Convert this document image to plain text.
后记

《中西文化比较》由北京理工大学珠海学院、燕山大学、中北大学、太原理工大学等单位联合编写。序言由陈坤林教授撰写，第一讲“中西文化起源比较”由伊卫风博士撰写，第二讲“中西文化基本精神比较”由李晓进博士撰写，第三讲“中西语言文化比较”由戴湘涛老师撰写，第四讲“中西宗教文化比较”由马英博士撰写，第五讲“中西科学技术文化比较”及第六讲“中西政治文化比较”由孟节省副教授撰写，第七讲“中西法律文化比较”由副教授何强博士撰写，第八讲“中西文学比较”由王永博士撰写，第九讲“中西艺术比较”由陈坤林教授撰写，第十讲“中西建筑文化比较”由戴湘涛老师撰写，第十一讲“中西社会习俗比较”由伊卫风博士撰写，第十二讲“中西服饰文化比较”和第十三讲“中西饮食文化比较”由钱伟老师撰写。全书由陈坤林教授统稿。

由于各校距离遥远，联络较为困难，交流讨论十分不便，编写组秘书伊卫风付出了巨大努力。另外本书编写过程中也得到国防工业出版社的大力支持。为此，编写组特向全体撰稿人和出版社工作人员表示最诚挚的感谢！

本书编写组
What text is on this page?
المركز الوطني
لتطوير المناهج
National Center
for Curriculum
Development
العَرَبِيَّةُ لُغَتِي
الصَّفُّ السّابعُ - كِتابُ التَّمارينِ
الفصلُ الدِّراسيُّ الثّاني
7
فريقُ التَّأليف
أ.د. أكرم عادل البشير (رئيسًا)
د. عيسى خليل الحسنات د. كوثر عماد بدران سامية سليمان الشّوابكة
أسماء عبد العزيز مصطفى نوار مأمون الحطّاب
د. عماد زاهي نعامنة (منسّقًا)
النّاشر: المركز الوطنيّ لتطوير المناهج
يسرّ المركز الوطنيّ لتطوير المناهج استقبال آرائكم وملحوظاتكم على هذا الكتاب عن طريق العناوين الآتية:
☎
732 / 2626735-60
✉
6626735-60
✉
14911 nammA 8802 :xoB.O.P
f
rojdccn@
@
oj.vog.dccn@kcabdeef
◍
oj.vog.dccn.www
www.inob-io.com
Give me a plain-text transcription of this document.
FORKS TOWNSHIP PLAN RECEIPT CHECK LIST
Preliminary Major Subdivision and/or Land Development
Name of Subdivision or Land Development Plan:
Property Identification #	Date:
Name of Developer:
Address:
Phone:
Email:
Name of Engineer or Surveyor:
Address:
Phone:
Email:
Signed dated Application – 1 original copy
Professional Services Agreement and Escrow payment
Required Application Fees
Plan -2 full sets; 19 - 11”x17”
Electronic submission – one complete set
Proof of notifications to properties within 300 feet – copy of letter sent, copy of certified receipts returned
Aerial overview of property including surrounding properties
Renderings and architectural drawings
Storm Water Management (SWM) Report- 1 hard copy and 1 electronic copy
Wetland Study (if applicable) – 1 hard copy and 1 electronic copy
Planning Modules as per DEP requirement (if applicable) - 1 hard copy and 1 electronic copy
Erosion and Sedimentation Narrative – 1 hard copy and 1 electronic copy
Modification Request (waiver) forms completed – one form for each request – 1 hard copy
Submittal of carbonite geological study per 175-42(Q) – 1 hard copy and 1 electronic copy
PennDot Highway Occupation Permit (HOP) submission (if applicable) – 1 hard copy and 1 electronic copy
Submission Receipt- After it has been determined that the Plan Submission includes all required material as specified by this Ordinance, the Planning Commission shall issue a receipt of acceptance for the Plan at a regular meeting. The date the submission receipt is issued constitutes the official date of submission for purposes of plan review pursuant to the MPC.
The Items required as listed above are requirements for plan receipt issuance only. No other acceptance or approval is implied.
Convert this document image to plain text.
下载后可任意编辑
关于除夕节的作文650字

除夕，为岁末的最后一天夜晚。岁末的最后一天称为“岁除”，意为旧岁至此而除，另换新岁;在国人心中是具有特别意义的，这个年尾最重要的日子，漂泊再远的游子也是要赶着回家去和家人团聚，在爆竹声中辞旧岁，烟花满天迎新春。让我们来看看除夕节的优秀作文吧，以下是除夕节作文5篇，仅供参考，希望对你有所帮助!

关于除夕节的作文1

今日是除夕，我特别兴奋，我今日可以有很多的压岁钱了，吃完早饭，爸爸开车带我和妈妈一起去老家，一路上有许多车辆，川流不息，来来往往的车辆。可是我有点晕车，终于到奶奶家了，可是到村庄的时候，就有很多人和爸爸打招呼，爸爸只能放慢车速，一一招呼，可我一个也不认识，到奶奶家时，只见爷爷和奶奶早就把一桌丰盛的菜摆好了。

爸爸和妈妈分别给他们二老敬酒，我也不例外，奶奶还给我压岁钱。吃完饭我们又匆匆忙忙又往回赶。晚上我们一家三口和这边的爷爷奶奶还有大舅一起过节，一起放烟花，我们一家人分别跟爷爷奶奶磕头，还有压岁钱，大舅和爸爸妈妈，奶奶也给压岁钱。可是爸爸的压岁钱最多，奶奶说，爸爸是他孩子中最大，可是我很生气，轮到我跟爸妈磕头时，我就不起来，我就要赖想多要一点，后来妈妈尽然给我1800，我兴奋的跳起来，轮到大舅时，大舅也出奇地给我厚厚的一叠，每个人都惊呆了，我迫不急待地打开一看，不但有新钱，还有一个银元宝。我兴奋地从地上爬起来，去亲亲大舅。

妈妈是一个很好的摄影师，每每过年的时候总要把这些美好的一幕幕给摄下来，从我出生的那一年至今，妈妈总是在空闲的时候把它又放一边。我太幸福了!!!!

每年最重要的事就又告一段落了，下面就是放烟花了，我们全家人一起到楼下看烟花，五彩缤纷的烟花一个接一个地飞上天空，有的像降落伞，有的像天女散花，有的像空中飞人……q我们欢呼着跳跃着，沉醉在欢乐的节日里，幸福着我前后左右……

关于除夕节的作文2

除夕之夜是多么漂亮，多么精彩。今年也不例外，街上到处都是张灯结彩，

[GIVEN INSTRUCTION]: Your task is to repeat the data exactly, with nothing left out.

[COMPLETED TASK]:
Convert this document image to plain text.
后记

《中西文化比较》由北京理工大学珠海学院、燕山大学、中北大学、太原理工大学等单位联合编写。序言由陈坤林教授撰写，第一讲“中西文化起源比较”由伊卫风博士撰写，第二讲“中西文化基本精神比较”由李晓进博士撰写，第三讲“中西语言文化比较”由戴湘涛老师撰写，第四讲“中西宗教文化比较”由马英博士撰写，第五讲“中西科学技术文化比较”及第六讲“中西政治文化比较”由孟节省副教授撰写，第七讲“中西法律文化比较”由副教授何强博士撰写，第八讲“中西文学比较”由王永博士撰写，第九讲“中西艺术比较”由陈坤林教授撰写，第十讲“中西建筑文化比较”由戴湘涛老师撰写，第十一讲“中西社会习俗比较”由伊卫风博士撰写，第十二讲“中西服饰文化比较”和第十三讲“中西饮食文化比较”由钱伟老师撰写。全书由陈坤林教授统稿。

由于各校距离遥远，联络较为困难，交流讨论十分不便，编写组秘书伊卫风付出了巨大努力。另外本书编写过程中也得到国防工业出版社的大力支持。为此，编写组特向全体撰稿人和出版社工作人员表示最诚挚的感谢！

本书编写组
What text is on this page?
المركز الوطني
لتطوير المناهج
National Center
for Curriculum
Development
العَرَبِيَّةُ لُغَتِي
الصَّفُّ السّابعُ - كِتابُ التَّمارينِ
الفصلُ الدِّراسيُّ الثّاني
7
فريقُ التَّأليف
أ.د. أكرم عادل البشير (رئيسًا)
د. عيسى خليل الحسنات د. كوثر عماد بدران سامية سليمان الشّوابكة
أسماء عبد العزيز مصطفى نوار مأمون الحطّاب
د. عماد زاهي نعامنة (منسّقًا)
النّاشر: المركز الوطنيّ لتطوير المناهج
يسرّ المركز الوطنيّ لتطوير المناهج استقبال آرائكم وملحوظاتكم على هذا الكتاب عن طريق العناوين الآتية:
☎
732 / 2626735-60
✉
6626735-60
✉
14911 nammA 8802 :xoB.O.P
f
rojdccn@
@
oj.vog.dccn@kcabdeef
◍
oj.vog.dccn.www
www.inob-io.com
Give me a plain-text transcription of this document.
FORKS TOWNSHIP PLAN RECEIPT CHECK LIST
Preliminary Major Subdivision and/or Land Development
Name of Subdivision or Land Development Plan:
Property Identification #	Date:
Name of Developer:
Address:
Phone:
Email:
Name of Engineer or Surveyor:
Address:
Phone:
Email:
Signed dated Application – 1 original copy
Professional Services Agreement and Escrow payment
Required Application Fees
Plan -2 full sets; 19 - 11”x17”
Electronic submission – one complete set
Proof of notifications to properties within 300 feet – copy of letter sent, copy of certified receipts returned
Aerial overview of property including surrounding properties
Renderings and architectural drawings
Storm Water Management (SWM) Report- 1 hard copy and 1 electronic copy
Wetland Study (if applicable) – 1 hard copy and 1 electronic copy
Planning Modules as per DEP requirement (if applicable) - 1 hard copy and 1 electronic copy
Erosion and Sedimentation Narrative – 1 hard copy and 1 electronic copy
Modification Request (waiver) forms completed – one form for each request – 1 hard copy
Submittal of carbonite geological study per 175-42(Q) – 1 hard copy and 1 electronic copy
PennDot Highway Occupation Permit (HOP) submission (if applicable) – 1 hard copy and 1 electronic copy
Submission Receipt- After it has been determined that the Plan Submission includes all required material as specified by this Ordinance, the Planning Commission shall issue a receipt of acceptance for the Plan at a regular meeting. The date the submission receipt is issued constitutes the official date of submission for purposes of plan review pursuant to the MPC.
The Items required as listed above are requirements for plan receipt issuance only. No other acceptance or approval is implied.
Convert this document image to plain text.
下载后可任意编辑
关于除夕节的作文650字

除夕，为岁末的最后一天夜晚。岁末的最后一天称为“岁除”，意为旧岁至此而除，另换新岁;在国人心中是具有特别意义的，这个年尾最重要的日子，漂泊再远的游子也是要赶着回家去和家人团聚，在爆竹声中辞旧岁，烟花满天迎新春。让我们来看看除夕节的优秀作文吧，以下是除夕节作文5篇，仅供参考，希望对你有所帮助!

关于除夕节的作文1

今日是除夕，我特别兴奋，我今日可以有很多的压岁钱了，吃完早饭，爸爸开车带我和妈妈一起去老家，一路上有许多车辆，川流不息，来来往往的车辆。可是我有点晕车，终于到奶奶家了，可是到村庄的时候，就有很多人和爸爸打招呼，爸爸只能放慢车速，一一招呼，可我一个也不认识，到奶奶家时，只见爷爷和奶奶早就把一桌丰盛的菜摆好了。

爸爸和妈妈分别给他们二老敬酒，我也不例外，奶奶还给我压岁钱。吃完饭我们又匆匆忙忙又往回赶。晚上我们一家三口和这边的爷爷奶奶还有大舅一起过节，一起放烟花，我们一家人分别跟爷爷奶奶磕头，还有压岁钱，大舅和爸爸妈妈，奶奶也给压岁钱。可是爸爸的压岁钱最多，奶奶说，爸爸是他孩子中最大，可是我很生气，轮到我跟爸妈磕头时，我就不起来，我就要赖想多要一点，后来妈妈尽然给我1800，我兴奋的跳起来，轮到大舅时，大舅也出奇地给我厚厚的一叠，每个人都惊呆了，我迫不急待地打开一看，不但有新钱，还有一个银元宝。我兴奋地从地上爬起来，去亲亲大舅。

妈妈是一个很好的摄影师，每每过年的时候总要把这些美好的一幕幕给摄下来，从我出生的那一年至今，妈妈总是在空闲的时候把它又放一边。我太幸福了!!!!

每年最重要的事就又告一段落了，下面就是放烟花了，我们全家人一起到楼下看烟花，五彩缤纷的烟花一个接一个地飞上天空，有的像降落伞，有的像天女散花，有的像空中飞人……q我们欢呼着跳跃着，沉醉在欢乐的节日里，幸福着我前后左右……

关于除夕节的作文2

除夕之夜是多么漂亮，多么精彩。今年也不例外，街上到处都是张灯结彩，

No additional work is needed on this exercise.